* **INSTRUCTIONS FOR THE TASK**:
Retype the listing that follows, word for word.

[Start of TASK MATERIAL]

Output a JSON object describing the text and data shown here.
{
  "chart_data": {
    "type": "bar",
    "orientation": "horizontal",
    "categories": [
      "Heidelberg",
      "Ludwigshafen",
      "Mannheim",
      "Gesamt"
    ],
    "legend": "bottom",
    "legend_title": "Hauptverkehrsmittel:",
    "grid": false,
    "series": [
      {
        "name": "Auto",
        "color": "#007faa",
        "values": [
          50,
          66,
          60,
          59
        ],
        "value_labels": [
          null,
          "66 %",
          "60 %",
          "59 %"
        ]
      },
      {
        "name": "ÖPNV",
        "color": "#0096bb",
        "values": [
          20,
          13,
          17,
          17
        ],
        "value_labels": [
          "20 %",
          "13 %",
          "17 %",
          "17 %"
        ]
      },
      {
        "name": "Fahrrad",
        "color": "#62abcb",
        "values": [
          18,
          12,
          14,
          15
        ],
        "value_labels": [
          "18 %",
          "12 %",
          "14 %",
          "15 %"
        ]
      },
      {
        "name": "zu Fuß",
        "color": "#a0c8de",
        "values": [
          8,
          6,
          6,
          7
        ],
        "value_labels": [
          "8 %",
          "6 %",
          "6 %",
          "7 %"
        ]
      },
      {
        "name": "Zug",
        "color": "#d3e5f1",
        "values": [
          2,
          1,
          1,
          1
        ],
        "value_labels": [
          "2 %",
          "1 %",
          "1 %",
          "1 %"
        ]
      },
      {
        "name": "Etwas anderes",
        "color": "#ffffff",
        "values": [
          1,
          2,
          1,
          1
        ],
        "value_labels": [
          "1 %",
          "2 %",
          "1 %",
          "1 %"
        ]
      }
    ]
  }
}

[End of TASK MATERIAL]

* **TASK SOLUTION**:
Output a JSON object describing the text and data shown here.
{
  "chart_data": {
    "type": "bar",
    "orientation": "horizontal",
    "categories": [
      "Heidelberg",
      "Ludwigshafen",
      "Mannheim",
      "Gesamt"
    ],
    "legend": "bottom",
    "legend_title": "Hauptverkehrsmittel:",
    "grid": false,
    "series": [
      {
        "name": "Auto",
        "color": "#007faa",
        "values": [
          50,
          66,
          60,
          59
        ],
        "value_labels": [
          null,
          "66 %",
          "60 %",
          "59 %"
        ]
      },
      {
        "name": "ÖPNV",
        "color": "#0096bb",
        "values": [
          20,
          13,
          17,
          17
        ],
        "value_labels": [
          "20 %",
          "13 %",
          "17 %",
          "17 %"
        ]
      },
      {
        "name": "Fahrrad",
        "color": "#62abcb",
        "values": [
          18,
          12,
          14,
          15
        ],
        "value_labels": [
          "18 %",
          "12 %",
          "14 %",
          "15 %"
        ]
      },
      {
        "name": "zu Fuß",
        "color": "#a0c8de",
        "values": [
          8,
          6,
          6,
          7
        ],
        "value_labels": [
          "8 %",
          "6 %",
          "6 %",
          "7 %"
        ]
      },
      {
        "name": "Zug",
        "color": "#d3e5f1",
        "values": [
          2,
          1,
          1,
          1
        ],
        "value_labels": [
          "2 %",
          "1 %",
          "1 %",
          "1 %"
        ]
      },
      {
        "name": "Etwas anderes",
        "color": "#ffffff",
        "values": [
          1,
          2,
          1,
          1
        ],
        "value_labels": [
          "1 %",
          "2 %",
          "1 %",
          "1 %"
        ]
      }
    ]
  }
}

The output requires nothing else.